- _Records provided_:
——————
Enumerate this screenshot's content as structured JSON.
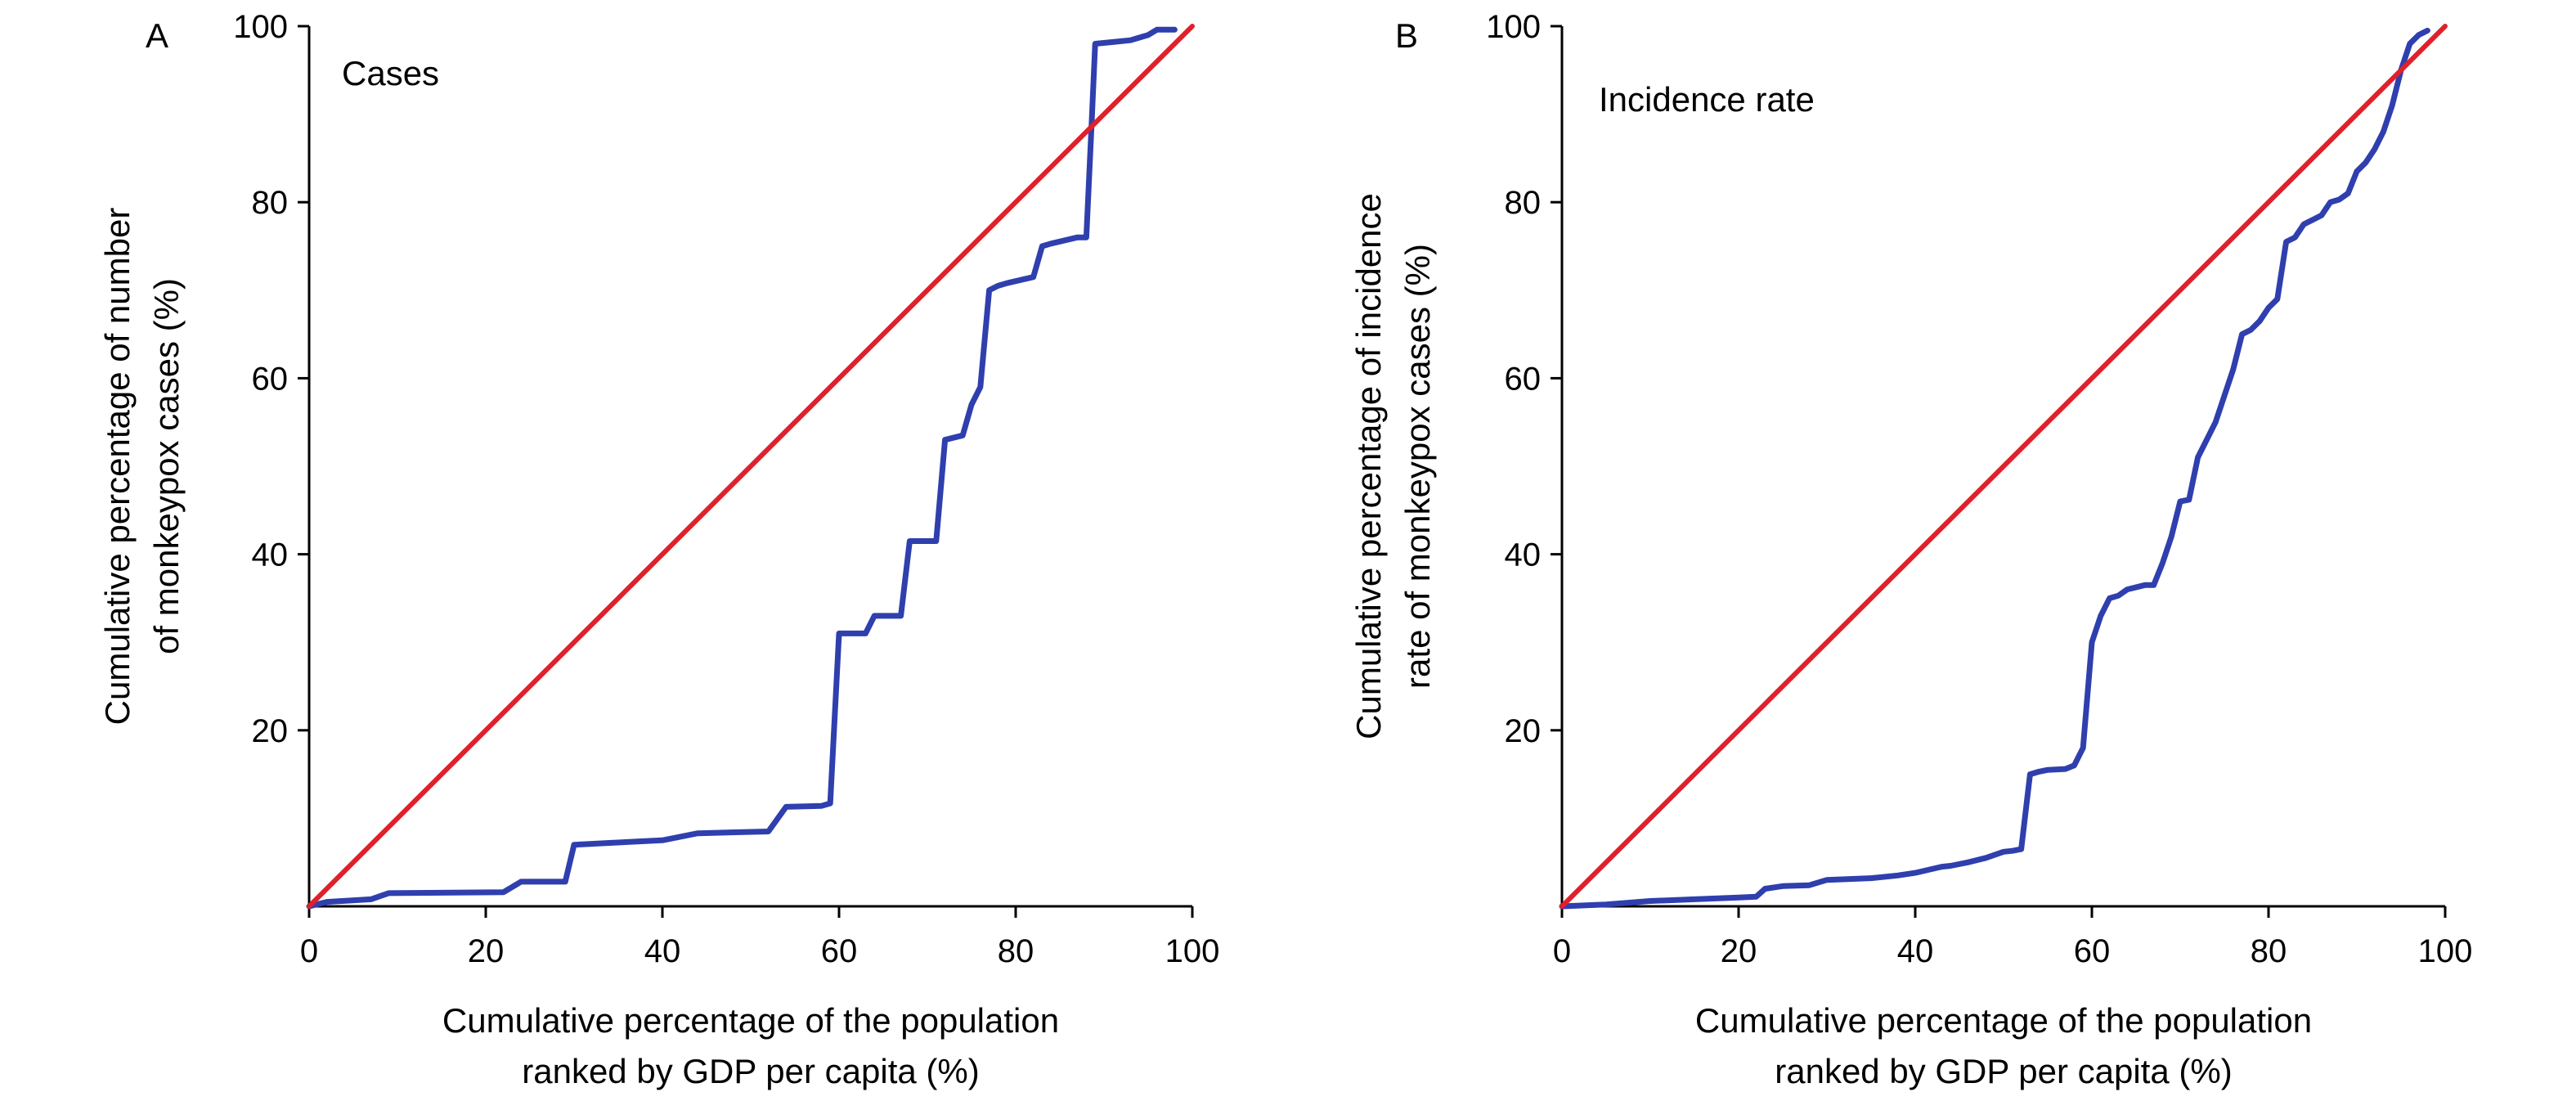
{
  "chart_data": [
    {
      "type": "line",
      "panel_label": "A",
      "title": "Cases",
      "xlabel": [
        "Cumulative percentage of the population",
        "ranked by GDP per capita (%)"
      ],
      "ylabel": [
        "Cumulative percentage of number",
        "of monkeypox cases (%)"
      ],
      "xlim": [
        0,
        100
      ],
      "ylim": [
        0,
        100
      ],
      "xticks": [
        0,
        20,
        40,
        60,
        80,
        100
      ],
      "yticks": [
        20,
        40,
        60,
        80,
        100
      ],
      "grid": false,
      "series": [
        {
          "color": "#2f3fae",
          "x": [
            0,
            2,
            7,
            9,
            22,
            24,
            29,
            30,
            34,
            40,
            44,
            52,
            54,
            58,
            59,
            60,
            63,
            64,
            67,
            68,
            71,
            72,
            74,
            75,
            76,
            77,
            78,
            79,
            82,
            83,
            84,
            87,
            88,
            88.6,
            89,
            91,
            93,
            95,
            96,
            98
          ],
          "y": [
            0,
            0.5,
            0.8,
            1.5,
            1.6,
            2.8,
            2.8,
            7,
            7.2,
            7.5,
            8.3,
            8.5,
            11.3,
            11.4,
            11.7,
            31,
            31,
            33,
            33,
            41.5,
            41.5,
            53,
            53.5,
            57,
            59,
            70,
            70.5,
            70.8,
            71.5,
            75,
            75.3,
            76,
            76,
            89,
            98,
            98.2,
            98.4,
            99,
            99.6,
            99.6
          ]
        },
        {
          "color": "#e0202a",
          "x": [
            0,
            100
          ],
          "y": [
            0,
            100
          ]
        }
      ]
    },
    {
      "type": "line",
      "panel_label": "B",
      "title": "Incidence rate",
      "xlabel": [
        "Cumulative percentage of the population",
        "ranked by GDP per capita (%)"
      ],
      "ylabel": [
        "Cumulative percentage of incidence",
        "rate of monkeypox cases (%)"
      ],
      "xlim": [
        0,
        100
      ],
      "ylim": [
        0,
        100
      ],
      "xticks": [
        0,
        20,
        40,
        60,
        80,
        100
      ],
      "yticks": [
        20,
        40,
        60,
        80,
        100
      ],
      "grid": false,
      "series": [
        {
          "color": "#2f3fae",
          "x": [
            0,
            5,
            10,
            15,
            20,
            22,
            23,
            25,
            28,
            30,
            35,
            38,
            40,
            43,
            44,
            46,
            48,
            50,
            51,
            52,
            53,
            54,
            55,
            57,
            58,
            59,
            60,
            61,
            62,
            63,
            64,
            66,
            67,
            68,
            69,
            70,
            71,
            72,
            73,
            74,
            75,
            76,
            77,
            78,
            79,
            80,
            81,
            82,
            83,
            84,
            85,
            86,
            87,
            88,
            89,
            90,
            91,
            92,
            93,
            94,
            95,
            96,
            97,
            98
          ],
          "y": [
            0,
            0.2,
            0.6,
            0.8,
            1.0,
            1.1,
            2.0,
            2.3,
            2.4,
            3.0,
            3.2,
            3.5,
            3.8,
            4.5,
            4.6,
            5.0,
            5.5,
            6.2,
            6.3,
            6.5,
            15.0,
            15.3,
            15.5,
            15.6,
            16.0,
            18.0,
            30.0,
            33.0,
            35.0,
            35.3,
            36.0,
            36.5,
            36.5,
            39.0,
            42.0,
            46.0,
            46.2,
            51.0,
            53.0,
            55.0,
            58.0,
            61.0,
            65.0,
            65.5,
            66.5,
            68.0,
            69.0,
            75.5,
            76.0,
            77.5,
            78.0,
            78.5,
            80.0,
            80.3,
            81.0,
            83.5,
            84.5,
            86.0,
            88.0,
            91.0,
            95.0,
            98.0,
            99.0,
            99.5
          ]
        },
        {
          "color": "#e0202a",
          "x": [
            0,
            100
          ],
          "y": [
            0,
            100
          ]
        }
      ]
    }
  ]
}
——————
Copy every line above that includes the string "percentage".

        "Cumulative percentage of the population",
        "Cumulative percentage of number",
        "Cumulative percentage of the population",
        "Cumulative percentage of incidence",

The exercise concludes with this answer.